Instructions for the task → Repeat every line below exactly as it reads.

(Stored items)
━━━━━━━━

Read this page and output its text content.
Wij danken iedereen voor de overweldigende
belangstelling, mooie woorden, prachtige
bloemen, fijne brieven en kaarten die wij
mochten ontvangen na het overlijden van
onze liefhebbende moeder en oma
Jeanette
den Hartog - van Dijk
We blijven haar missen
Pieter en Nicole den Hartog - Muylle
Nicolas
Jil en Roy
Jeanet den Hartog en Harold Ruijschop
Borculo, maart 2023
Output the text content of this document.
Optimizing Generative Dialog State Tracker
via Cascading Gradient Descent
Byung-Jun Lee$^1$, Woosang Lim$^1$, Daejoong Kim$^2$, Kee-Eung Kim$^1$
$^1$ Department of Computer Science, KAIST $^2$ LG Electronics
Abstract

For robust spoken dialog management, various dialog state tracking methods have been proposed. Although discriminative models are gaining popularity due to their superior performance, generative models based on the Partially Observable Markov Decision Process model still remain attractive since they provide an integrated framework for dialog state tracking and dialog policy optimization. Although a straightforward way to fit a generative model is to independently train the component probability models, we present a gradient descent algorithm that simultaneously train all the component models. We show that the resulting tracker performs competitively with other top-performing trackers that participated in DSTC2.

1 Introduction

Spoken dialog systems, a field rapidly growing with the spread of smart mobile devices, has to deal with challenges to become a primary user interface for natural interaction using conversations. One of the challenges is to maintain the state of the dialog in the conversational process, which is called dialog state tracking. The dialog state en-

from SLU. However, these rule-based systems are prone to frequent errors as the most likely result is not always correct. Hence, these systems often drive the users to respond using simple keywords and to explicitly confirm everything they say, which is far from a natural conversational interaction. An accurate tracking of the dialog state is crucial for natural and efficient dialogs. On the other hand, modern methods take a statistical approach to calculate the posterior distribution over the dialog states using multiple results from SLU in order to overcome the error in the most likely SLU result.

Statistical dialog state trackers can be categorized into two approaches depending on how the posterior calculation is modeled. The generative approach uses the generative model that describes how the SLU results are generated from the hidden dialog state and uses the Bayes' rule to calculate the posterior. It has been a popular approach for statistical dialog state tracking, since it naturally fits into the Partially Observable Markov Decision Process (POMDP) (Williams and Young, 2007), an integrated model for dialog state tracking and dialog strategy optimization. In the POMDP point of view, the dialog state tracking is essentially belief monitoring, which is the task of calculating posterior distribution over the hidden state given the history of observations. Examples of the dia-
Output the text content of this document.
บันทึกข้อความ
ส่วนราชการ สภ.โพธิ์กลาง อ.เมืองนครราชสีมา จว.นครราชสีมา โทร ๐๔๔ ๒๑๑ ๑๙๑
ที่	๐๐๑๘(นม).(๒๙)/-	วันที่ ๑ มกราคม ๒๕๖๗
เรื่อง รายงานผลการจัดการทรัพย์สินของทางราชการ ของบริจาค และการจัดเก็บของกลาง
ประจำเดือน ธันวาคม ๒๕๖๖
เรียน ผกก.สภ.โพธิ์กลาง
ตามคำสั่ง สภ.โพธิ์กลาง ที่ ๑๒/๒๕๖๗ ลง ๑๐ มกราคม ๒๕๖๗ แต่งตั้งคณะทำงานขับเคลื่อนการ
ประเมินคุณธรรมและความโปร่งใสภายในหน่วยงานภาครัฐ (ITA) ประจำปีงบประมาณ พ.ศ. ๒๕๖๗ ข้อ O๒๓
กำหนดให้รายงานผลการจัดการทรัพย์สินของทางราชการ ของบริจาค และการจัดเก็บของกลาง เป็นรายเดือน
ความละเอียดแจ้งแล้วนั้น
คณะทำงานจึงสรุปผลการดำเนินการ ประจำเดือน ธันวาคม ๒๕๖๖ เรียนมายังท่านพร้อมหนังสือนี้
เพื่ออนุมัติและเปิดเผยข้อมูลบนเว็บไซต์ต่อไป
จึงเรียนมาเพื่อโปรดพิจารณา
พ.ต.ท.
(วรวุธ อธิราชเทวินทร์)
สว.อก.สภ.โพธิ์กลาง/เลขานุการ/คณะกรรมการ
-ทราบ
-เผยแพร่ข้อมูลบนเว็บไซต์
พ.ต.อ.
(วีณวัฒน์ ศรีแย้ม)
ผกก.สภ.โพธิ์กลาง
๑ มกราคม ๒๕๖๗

━━━━━━━━

Complete output →
Read this page and output its text content.
Wij danken iedereen voor de overweldigende
belangstelling, mooie woorden, prachtige
bloemen, fijne brieven en kaarten die wij
mochten ontvangen na het overlijden van
onze liefhebbende moeder en oma
Jeanette
den Hartog - van Dijk
We blijven haar missen
Pieter en Nicole den Hartog - Muylle
Nicolas
Jil en Roy
Jeanet den Hartog en Harold Ruijschop
Borculo, maart 2023
Output the text content of this document.
Optimizing Generative Dialog State Tracker
via Cascading Gradient Descent
Byung-Jun Lee$^1$, Woosang Lim$^1$, Daejoong Kim$^2$, Kee-Eung Kim$^1$
$^1$ Department of Computer Science, KAIST $^2$ LG Electronics
Abstract

For robust spoken dialog management, various dialog state tracking methods have been proposed. Although discriminative models are gaining popularity due to their superior performance, generative models based on the Partially Observable Markov Decision Process model still remain attractive since they provide an integrated framework for dialog state tracking and dialog policy optimization. Although a straightforward way to fit a generative model is to independently train the component probability models, we present a gradient descent algorithm that simultaneously train all the component models. We show that the resulting tracker performs competitively with other top-performing trackers that participated in DSTC2.

1 Introduction

Spoken dialog systems, a field rapidly growing with the spread of smart mobile devices, has to deal with challenges to become a primary user interface for natural interaction using conversations. One of the challenges is to maintain the state of the dialog in the conversational process, which is called dialog state tracking. The dialog state en-

from SLU. However, these rule-based systems are prone to frequent errors as the most likely result is not always correct. Hence, these systems often drive the users to respond using simple keywords and to explicitly confirm everything they say, which is far from a natural conversational interaction. An accurate tracking of the dialog state is crucial for natural and efficient dialogs. On the other hand, modern methods take a statistical approach to calculate the posterior distribution over the dialog states using multiple results from SLU in order to overcome the error in the most likely SLU result.

Statistical dialog state trackers can be categorized into two approaches depending on how the posterior calculation is modeled. The generative approach uses the generative model that describes how the SLU results are generated from the hidden dialog state and uses the Bayes' rule to calculate the posterior. It has been a popular approach for statistical dialog state tracking, since it naturally fits into the Partially Observable Markov Decision Process (POMDP) (Williams and Young, 2007), an integrated model for dialog state tracking and dialog strategy optimization. In the POMDP point of view, the dialog state tracking is essentially belief monitoring, which is the task of calculating posterior distribution over the hidden state given the history of observations. Examples of the dia-
Output the text content of this document.
บันทึกข้อความ
ส่วนราชการ สภ.โพธิ์กลาง อ.เมืองนครราชสีมา จว.นครราชสีมา โทร ๐๔๔ ๒๑๑ ๑๙๑
ที่	๐๐๑๘(นม).(๒๙)/-	วันที่ ๑ มกราคม ๒๕๖๗
เรื่อง รายงานผลการจัดการทรัพย์สินของทางราชการ ของบริจาค และการจัดเก็บของกลาง
ประจำเดือน ธันวาคม ๒๕๖๖
เรียน ผกก.สภ.โพธิ์กลาง
ตามคำสั่ง สภ.โพธิ์กลาง ที่ ๑๒/๒๕๖๗ ลง ๑๐ มกราคม ๒๕๖๗ แต่งตั้งคณะทำงานขับเคลื่อนการ
ประเมินคุณธรรมและความโปร่งใสภายในหน่วยงานภาครัฐ (ITA) ประจำปีงบประมาณ พ.ศ. ๒๕๖๗ ข้อ O๒๓
กำหนดให้รายงานผลการจัดการทรัพย์สินของทางราชการ ของบริจาค และการจัดเก็บของกลาง เป็นรายเดือน
ความละเอียดแจ้งแล้วนั้น
คณะทำงานจึงสรุปผลการดำเนินการ ประจำเดือน ธันวาคม ๒๕๖๖ เรียนมายังท่านพร้อมหนังสือนี้
เพื่ออนุมัติและเปิดเผยข้อมูลบนเว็บไซต์ต่อไป
จึงเรียนมาเพื่อโปรดพิจารณา
พ.ต.ท.
(วรวุธ อธิราชเทวินทร์)
สว.อก.สภ.โพธิ์กลาง/เลขานุการ/คณะกรรมการ
-ทราบ
-เผยแพร่ข้อมูลบนเว็บไซต์
พ.ต.อ.
(วีณวัฒน์ ศรีแย้ม)
ผกก.สภ.โพธิ์กลาง
๑ มกราคม ๒๕๖๗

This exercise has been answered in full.